• _TASK DETAILS_
Determine how many lines include "услуг". Give the number and nothing else.
::::::::
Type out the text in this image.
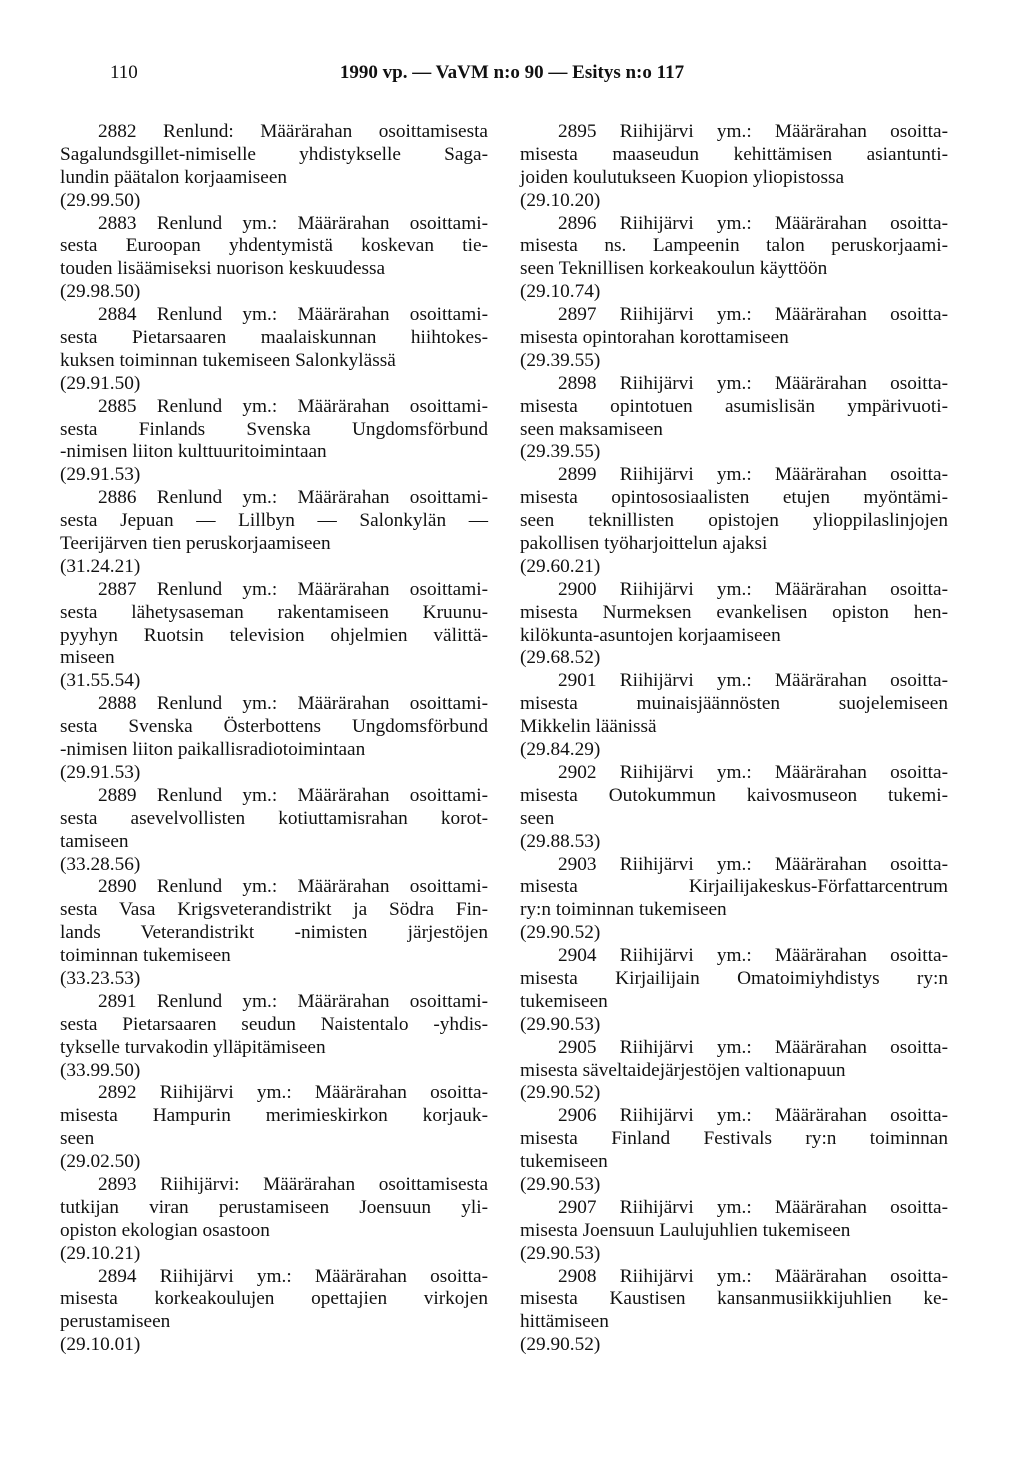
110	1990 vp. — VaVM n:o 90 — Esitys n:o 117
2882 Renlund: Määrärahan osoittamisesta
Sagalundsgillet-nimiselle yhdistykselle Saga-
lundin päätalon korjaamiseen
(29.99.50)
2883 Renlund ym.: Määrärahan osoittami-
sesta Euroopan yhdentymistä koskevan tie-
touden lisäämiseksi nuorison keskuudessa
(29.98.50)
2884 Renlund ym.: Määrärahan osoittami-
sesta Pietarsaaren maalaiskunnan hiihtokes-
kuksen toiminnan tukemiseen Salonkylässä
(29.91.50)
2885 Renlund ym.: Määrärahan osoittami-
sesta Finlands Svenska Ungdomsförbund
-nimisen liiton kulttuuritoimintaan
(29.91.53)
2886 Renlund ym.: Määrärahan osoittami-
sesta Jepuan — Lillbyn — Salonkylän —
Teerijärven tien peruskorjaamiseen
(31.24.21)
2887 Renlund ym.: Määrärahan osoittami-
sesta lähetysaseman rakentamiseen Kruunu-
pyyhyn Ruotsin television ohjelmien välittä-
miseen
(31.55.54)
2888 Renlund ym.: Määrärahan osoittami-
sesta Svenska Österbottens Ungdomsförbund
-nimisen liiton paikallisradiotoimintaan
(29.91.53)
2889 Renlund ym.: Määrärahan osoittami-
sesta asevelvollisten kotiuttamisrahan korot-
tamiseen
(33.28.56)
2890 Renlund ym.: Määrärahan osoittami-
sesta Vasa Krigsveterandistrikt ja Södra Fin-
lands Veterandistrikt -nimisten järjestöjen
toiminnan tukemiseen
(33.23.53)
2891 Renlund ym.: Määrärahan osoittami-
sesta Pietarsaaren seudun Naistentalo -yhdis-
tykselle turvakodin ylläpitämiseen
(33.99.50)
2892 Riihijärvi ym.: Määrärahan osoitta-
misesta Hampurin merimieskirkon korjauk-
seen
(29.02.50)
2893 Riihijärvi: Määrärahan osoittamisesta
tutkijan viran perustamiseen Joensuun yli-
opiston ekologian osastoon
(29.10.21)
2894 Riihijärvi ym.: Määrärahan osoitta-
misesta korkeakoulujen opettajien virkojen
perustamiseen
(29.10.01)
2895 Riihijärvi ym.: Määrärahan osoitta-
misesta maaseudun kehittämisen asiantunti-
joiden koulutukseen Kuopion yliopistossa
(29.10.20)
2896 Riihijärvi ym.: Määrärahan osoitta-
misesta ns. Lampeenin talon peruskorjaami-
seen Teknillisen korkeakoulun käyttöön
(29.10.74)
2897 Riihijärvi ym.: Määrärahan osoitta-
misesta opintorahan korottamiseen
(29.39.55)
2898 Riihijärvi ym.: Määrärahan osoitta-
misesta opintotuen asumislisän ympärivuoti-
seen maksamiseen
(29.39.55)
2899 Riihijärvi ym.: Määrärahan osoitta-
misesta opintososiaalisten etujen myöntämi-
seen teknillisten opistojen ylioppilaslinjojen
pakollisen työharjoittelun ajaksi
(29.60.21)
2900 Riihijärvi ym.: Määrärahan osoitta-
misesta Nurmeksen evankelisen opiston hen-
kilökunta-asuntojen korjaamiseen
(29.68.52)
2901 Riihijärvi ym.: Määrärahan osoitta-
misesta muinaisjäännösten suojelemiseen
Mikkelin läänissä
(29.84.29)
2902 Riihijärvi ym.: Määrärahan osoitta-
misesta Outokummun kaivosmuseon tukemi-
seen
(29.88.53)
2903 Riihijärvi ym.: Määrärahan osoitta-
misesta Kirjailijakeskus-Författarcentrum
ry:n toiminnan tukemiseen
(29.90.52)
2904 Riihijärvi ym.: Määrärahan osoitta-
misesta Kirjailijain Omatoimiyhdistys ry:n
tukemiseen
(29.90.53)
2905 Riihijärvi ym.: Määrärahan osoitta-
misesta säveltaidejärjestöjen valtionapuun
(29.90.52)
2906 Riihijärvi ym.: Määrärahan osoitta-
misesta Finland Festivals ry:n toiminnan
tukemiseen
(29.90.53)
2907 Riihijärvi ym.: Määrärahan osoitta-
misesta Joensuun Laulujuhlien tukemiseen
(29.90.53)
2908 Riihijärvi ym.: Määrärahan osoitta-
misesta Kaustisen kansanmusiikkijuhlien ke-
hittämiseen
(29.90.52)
::::::::
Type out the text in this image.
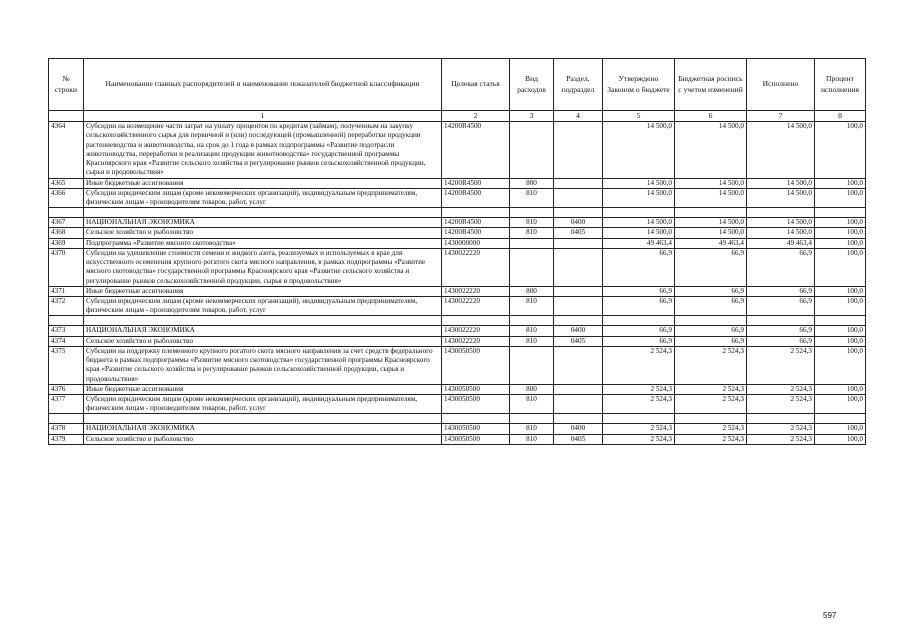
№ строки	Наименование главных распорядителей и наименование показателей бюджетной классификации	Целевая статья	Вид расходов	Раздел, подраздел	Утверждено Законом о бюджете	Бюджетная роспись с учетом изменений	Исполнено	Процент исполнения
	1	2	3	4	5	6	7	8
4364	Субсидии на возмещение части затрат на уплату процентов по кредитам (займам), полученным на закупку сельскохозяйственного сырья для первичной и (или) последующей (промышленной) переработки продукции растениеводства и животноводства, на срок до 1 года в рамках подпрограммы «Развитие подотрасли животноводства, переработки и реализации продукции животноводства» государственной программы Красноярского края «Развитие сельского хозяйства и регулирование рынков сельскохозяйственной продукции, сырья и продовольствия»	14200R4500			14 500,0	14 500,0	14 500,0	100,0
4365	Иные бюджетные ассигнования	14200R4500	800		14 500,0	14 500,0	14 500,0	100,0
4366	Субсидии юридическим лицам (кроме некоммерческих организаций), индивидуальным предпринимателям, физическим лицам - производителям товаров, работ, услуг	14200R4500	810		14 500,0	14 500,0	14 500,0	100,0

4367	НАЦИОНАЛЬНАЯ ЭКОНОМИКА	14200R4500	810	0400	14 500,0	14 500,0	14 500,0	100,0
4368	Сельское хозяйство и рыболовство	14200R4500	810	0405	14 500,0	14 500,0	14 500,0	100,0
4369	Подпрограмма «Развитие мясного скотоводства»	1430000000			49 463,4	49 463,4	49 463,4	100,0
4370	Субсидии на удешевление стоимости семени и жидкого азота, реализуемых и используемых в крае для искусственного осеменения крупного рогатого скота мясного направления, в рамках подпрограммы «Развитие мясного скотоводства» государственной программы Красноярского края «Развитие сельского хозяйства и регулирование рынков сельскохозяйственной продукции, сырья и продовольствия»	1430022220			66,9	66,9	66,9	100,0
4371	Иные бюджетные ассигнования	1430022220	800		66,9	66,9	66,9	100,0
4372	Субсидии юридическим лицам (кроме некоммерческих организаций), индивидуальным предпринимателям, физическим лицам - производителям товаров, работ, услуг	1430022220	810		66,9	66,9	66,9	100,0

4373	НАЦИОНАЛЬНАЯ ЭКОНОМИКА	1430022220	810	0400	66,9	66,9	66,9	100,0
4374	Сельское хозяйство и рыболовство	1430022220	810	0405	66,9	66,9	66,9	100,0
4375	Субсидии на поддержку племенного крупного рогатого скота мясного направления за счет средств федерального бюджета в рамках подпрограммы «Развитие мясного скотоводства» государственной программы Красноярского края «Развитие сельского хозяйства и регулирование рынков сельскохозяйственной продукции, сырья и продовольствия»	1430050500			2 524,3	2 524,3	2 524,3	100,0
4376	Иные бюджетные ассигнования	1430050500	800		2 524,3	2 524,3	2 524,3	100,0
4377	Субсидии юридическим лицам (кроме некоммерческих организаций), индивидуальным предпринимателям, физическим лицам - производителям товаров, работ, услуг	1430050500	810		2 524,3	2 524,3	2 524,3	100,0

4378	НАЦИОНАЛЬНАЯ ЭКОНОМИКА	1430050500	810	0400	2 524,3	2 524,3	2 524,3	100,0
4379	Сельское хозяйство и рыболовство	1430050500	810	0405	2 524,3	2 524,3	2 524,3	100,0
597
::::::::
• _FINAL RESULT_
3